───── RECORDS TO USE ─────

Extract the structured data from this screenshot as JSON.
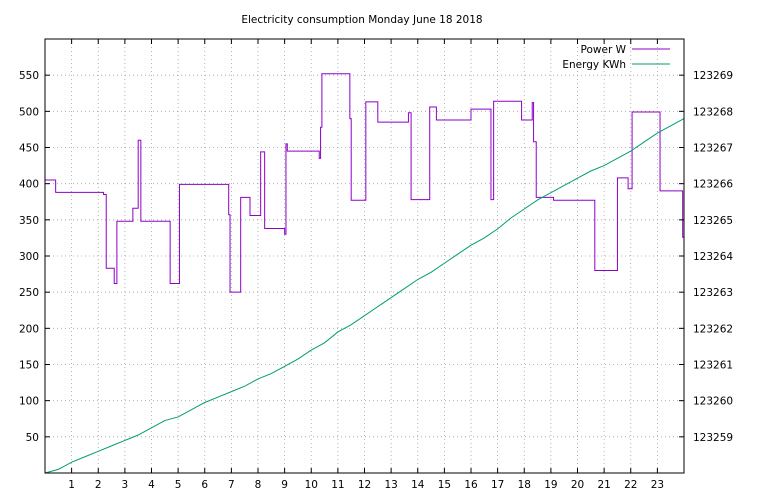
{
  "chart_data": {
    "type": "line",
    "title": "Electricity consumption Monday June 18 2018",
    "xlabel": "",
    "ylabel": "",
    "y2label": "",
    "xlim": [
      0,
      24
    ],
    "ylim": [
      0,
      600
    ],
    "y2lim": [
      123258,
      123270
    ],
    "x_ticks": [
      1,
      2,
      3,
      4,
      5,
      6,
      7,
      8,
      9,
      10,
      11,
      12,
      13,
      14,
      15,
      16,
      17,
      18,
      19,
      20,
      21,
      22,
      23
    ],
    "y_ticks": [
      50,
      100,
      150,
      200,
      250,
      300,
      350,
      400,
      450,
      500,
      550
    ],
    "y2_ticks": [
      123259,
      123260,
      123261,
      123262,
      123263,
      123264,
      123265,
      123266,
      123267,
      123268,
      123269
    ],
    "grid": true,
    "legend_position": "top-right",
    "series": [
      {
        "name": "Power W",
        "color": "#8e00c8",
        "axis": "left",
        "step": true,
        "x": [
          0,
          0.4,
          1.7,
          2.2,
          2.3,
          2.6,
          2.7,
          3.3,
          3.5,
          3.6,
          4.65,
          4.7,
          5.05,
          6.15,
          6.9,
          6.95,
          7.35,
          7.7,
          8.1,
          8.25,
          8.35,
          9.0,
          9.05,
          9.1,
          10.25,
          10.3,
          10.35,
          10.4,
          11.35,
          11.45,
          11.5,
          12.0,
          12.05,
          12.5,
          13.5,
          13.65,
          13.75,
          14.4,
          14.45,
          14.7,
          15.75,
          16.0,
          16.75,
          16.85,
          17.9,
          18.3,
          18.35,
          18.45,
          19.1,
          20.6,
          20.65,
          21.4,
          21.5,
          21.9,
          22.05,
          22.9,
          23.1,
          23.95,
          24.0
        ],
        "y": [
          405,
          388,
          388,
          385,
          283,
          262,
          348,
          366,
          460,
          348,
          348,
          262,
          399,
          399,
          357,
          250,
          381,
          356,
          444,
          338,
          338,
          330,
          455,
          445,
          445,
          435,
          478,
          552,
          552,
          490,
          377,
          377,
          513,
          485,
          485,
          498,
          378,
          378,
          506,
          488,
          488,
          503,
          378,
          514,
          488,
          512,
          458,
          381,
          377,
          377,
          280,
          280,
          408,
          393,
          499,
          499,
          390,
          326,
          460
        ]
      },
      {
        "name": "Energy KWh",
        "color": "#009e73",
        "axis": "right",
        "step": false,
        "x": [
          0,
          0.5,
          1,
          1.5,
          2,
          2.5,
          3,
          3.5,
          4,
          4.5,
          5,
          5.5,
          6,
          6.5,
          7,
          7.5,
          8,
          8.5,
          9,
          9.5,
          10,
          10.5,
          11,
          11.5,
          12,
          12.5,
          13,
          13.5,
          14,
          14.5,
          15,
          15.5,
          16,
          16.5,
          17,
          17.5,
          18,
          18.5,
          19,
          19.5,
          20,
          20.5,
          21,
          21.5,
          22,
          22.5,
          23,
          23.5,
          24
        ],
        "y": [
          123258.0,
          123258.1,
          123258.3,
          123258.45,
          123258.6,
          123258.75,
          123258.9,
          123259.05,
          123259.25,
          123259.45,
          123259.55,
          123259.75,
          123259.95,
          123260.1,
          123260.25,
          123260.4,
          123260.6,
          123260.75,
          123260.95,
          123261.15,
          123261.4,
          123261.6,
          123261.9,
          123262.1,
          123262.35,
          123262.6,
          123262.85,
          123263.1,
          123263.35,
          123263.55,
          123263.8,
          123264.05,
          123264.3,
          123264.5,
          123264.75,
          123265.05,
          123265.3,
          123265.55,
          123265.75,
          123265.95,
          123266.15,
          123266.35,
          123266.5,
          123266.7,
          123266.9,
          123267.15,
          123267.4,
          123267.6,
          123267.8
        ]
      }
    ]
  }
}
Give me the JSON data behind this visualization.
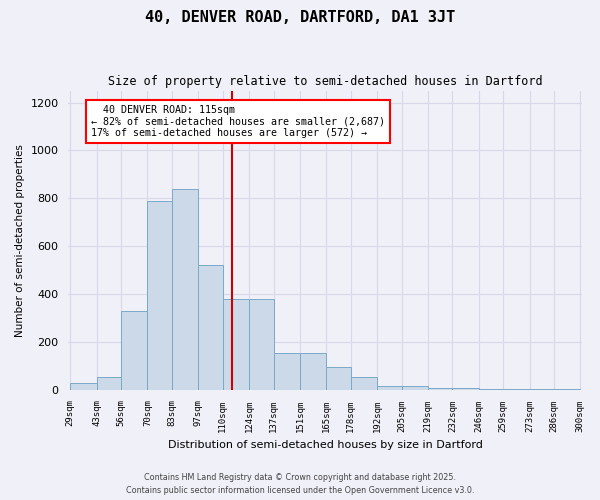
{
  "title": "40, DENVER ROAD, DARTFORD, DA1 3JT",
  "subtitle": "Size of property relative to semi-detached houses in Dartford",
  "xlabel": "Distribution of semi-detached houses by size in Dartford",
  "ylabel": "Number of semi-detached properties",
  "annotation_line1": "  40 DENVER ROAD: 115sqm  ",
  "annotation_line2": "← 82% of semi-detached houses are smaller (2,687)",
  "annotation_line3": "17% of semi-detached houses are larger (572) →",
  "property_size": 115,
  "footer_line1": "Contains HM Land Registry data © Crown copyright and database right 2025.",
  "footer_line2": "Contains public sector information licensed under the Open Government Licence v3.0.",
  "bar_edges": [
    29,
    43,
    56,
    70,
    83,
    97,
    110,
    124,
    137,
    151,
    165,
    178,
    192,
    205,
    219,
    232,
    246,
    259,
    273,
    286,
    300
  ],
  "bar_heights": [
    30,
    55,
    330,
    790,
    840,
    520,
    380,
    380,
    155,
    155,
    95,
    55,
    15,
    15,
    5,
    5,
    2,
    2,
    1,
    1
  ],
  "bar_color": "#ccd9e8",
  "bar_edgecolor": "#7aaac8",
  "vline_color": "#cc0000",
  "vline_x": 115,
  "grid_color": "#d8d8e8",
  "background_color": "#f0f0f8",
  "ylim": [
    0,
    1250
  ],
  "yticks": [
    0,
    200,
    400,
    600,
    800,
    1000,
    1200
  ]
}
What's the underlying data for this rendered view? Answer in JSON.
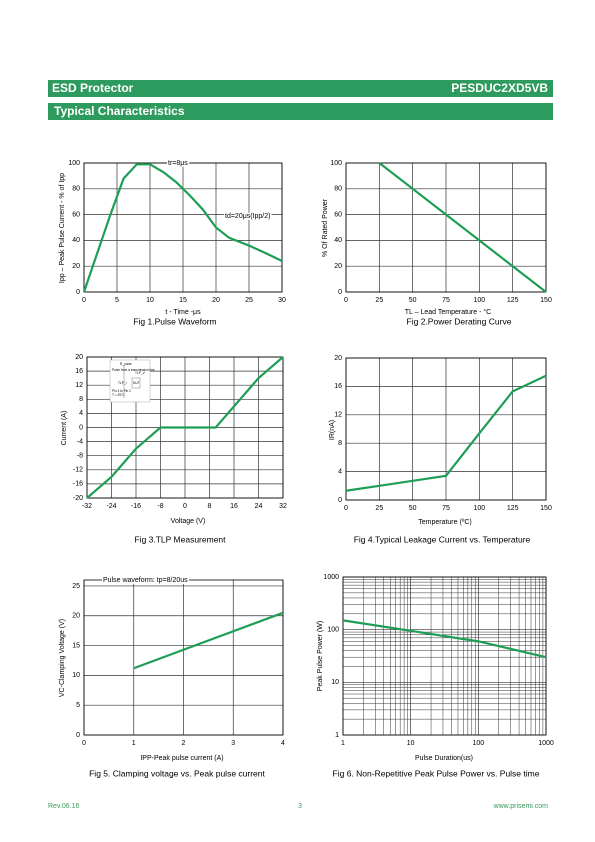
{
  "header": {
    "left": "ESD Protector",
    "right": "PESDUC2XD5VB",
    "section": "Typical Characteristics"
  },
  "footer": {
    "left": "Rev.06.16",
    "center": "3",
    "right": "www.prisemi.com"
  },
  "chart_data": [
    {
      "type": "line",
      "title": "Fig 1.Pulse Waveform",
      "xlabel": "t - Time -μs",
      "ylabel": "Ipp – Peak Pulse Current - % of Ipp",
      "annotations": [
        "tr=8μs",
        "td=20μs(Ipp/2)"
      ],
      "x": [
        0,
        2,
        4,
        6,
        8,
        10,
        12,
        14,
        16,
        18,
        20,
        22,
        25,
        28,
        30
      ],
      "values": [
        0,
        30,
        60,
        88,
        99,
        99,
        93,
        85,
        75,
        64,
        50,
        42,
        36,
        29,
        24
      ],
      "color": "#1e9e55",
      "xlim": [
        0,
        30
      ],
      "xticks": [
        0,
        5,
        10,
        15,
        20,
        25,
        30
      ],
      "ylim": [
        0,
        100
      ],
      "yticks": [
        0,
        20,
        40,
        60,
        80,
        100
      ],
      "grid": true,
      "log": false
    },
    {
      "type": "line",
      "title": "Fig 2.Power Derating Curve",
      "xlabel": "TL – Lead Temperature - °C",
      "ylabel": "% Of Rated Power",
      "x": [
        25,
        150
      ],
      "values": [
        100,
        0
      ],
      "color": "#1e9e55",
      "xlim": [
        0,
        150
      ],
      "xticks": [
        0,
        25,
        50,
        75,
        100,
        125,
        150
      ],
      "ylim": [
        0,
        100
      ],
      "yticks": [
        0,
        20,
        40,
        60,
        80,
        100
      ],
      "grid": true,
      "log": false
    },
    {
      "type": "line",
      "title": "Fig 3.TLP Measurement",
      "xlabel": "Voltage   (V)",
      "ylabel": "Current (A)",
      "inset": [
        "R_pulse",
        "Pulse from a transmission line",
        "TLP_V",
        "TLP_I",
        "DUT",
        "Pin 3 to Pin 2",
        "T = 25°C"
      ],
      "x": [
        -32,
        -28,
        -24,
        -20,
        -16,
        -12,
        -8,
        -6,
        0,
        8,
        10,
        12,
        16,
        20,
        24,
        28,
        32
      ],
      "values": [
        -20,
        -17,
        -14,
        -10,
        -6,
        -3,
        0,
        0,
        0,
        0,
        0,
        2,
        6,
        10,
        14,
        17,
        20
      ],
      "color": "#1e9e55",
      "xlim": [
        -32,
        32
      ],
      "xticks": [
        -32,
        -24,
        -16,
        -8,
        0,
        8,
        16,
        24,
        32
      ],
      "ylim": [
        -20,
        20
      ],
      "yticks": [
        -20,
        -16,
        -12,
        -8,
        -4,
        0,
        4,
        8,
        12,
        16,
        20
      ],
      "grid": true,
      "log": false
    },
    {
      "type": "line",
      "title": "Fig 4.Typical Leakage Current vs. Temperature",
      "xlabel": "Temperature (ºC)",
      "ylabel": "IR(nA)",
      "x": [
        0,
        25,
        50,
        75,
        100,
        125,
        150
      ],
      "values": [
        1.3,
        2,
        2.7,
        3.4,
        9.4,
        15.3,
        17.5
      ],
      "color": "#1e9e55",
      "xlim": [
        0,
        150
      ],
      "xticks": [
        0,
        25,
        50,
        75,
        100,
        125,
        150
      ],
      "ylim": [
        0,
        20
      ],
      "yticks": [
        0,
        4,
        8,
        12,
        16,
        20
      ],
      "grid": true,
      "log": false
    },
    {
      "type": "line",
      "title": "Fig 5. Clamping voltage vs. Peak pulse current",
      "xlabel": "IPP-Peak pulse current (A)",
      "ylabel": "VC-Clamping Voltage (V)",
      "annotations": [
        "Pulse waveform: tp=8/20us"
      ],
      "x": [
        1,
        4
      ],
      "values": [
        11.2,
        20.5
      ],
      "color": "#1e9e55",
      "xlim": [
        0,
        4
      ],
      "xticks": [
        0,
        1,
        2,
        3,
        4
      ],
      "ylim": [
        0,
        26
      ],
      "yticks": [
        0,
        5,
        10,
        15,
        20,
        25
      ],
      "grid": true,
      "log": false
    },
    {
      "type": "line",
      "title": "Fig 6. Non-Repetitive Peak Pulse Power vs. Pulse time",
      "xlabel": "Pulse Duration(us)",
      "ylabel": "Peak Pulse Power (W)",
      "x": [
        1,
        10,
        100,
        1000
      ],
      "values": [
        150,
        95,
        60,
        30
      ],
      "color": "#1e9e55",
      "xlim": [
        1,
        1000
      ],
      "xticks": [
        1,
        10,
        100,
        1000
      ],
      "ylim": [
        1,
        1000
      ],
      "yticks": [
        1,
        10,
        100,
        1000
      ],
      "grid": true,
      "log": true
    }
  ]
}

─────

> _WRITTEN TASK_:
Look back over the material above and state how many lines hold the word "DENVER". Write the number and nothing else.

> _COMPLETE OUTPUT_:
2